'''
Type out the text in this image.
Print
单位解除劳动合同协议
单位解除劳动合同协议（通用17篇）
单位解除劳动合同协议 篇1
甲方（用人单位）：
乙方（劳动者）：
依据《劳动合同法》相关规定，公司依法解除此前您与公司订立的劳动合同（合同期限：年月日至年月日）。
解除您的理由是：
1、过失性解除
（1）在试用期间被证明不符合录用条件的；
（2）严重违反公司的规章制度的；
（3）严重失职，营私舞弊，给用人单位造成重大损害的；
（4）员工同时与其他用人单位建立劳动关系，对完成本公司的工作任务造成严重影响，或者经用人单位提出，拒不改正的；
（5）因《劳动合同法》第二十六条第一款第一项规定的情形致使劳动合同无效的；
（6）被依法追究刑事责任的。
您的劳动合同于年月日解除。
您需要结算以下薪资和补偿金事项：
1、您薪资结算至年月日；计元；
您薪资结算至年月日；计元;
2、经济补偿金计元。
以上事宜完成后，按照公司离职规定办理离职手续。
'''
» **Written task**:
Find every line that holds "劳动合同法" and copy it.

» **Answer**:
依据《劳动合同法》相关规定，公司依法解除此前您与公司订立的劳动合同（合同期限：年月日至年月日）。
（5）因《劳动合同法》第二十六条第一款第一项规定的情形致使劳动合同无效的；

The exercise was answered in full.